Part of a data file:
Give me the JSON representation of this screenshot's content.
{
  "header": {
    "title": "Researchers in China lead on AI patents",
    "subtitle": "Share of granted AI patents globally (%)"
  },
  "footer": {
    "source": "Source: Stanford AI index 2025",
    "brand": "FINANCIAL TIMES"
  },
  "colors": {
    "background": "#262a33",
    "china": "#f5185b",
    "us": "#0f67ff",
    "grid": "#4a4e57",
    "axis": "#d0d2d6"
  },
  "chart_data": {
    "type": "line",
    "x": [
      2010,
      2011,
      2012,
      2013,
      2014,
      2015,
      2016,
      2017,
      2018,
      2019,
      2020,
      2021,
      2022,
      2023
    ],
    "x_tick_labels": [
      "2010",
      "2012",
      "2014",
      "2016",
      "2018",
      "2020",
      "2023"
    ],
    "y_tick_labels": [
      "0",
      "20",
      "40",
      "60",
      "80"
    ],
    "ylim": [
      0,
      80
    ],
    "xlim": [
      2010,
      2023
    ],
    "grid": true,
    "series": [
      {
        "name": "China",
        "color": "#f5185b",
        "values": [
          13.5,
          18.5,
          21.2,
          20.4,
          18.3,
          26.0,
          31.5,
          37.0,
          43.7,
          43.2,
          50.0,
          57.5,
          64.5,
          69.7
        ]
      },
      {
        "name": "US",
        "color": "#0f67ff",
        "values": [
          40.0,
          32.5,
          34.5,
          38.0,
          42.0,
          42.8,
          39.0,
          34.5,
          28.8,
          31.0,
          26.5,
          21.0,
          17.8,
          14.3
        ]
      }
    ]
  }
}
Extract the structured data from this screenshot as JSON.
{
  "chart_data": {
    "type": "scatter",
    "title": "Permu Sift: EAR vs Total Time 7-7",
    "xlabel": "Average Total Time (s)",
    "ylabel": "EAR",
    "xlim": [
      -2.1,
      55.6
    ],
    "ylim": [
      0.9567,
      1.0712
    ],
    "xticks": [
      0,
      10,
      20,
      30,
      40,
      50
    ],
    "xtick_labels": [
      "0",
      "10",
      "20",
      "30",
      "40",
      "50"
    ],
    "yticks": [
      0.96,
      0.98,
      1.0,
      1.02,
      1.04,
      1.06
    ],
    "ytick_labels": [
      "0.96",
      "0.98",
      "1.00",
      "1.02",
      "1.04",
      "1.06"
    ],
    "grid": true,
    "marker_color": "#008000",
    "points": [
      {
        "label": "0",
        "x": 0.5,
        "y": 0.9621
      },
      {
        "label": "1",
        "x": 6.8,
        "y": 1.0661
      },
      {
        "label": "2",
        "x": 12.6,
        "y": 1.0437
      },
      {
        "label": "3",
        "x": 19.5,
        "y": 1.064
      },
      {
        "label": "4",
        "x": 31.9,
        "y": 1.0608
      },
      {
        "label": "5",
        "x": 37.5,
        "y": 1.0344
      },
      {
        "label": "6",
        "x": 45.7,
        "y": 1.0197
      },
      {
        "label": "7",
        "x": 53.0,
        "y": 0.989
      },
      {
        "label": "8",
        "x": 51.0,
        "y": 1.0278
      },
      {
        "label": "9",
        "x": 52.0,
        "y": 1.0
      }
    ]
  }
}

Direction.
Return each line of the listing that holds the string "screenshot".

Finished answer.
Give me the JSON representation of this screenshot's content.
Extract the structured data from this screenshot as JSON.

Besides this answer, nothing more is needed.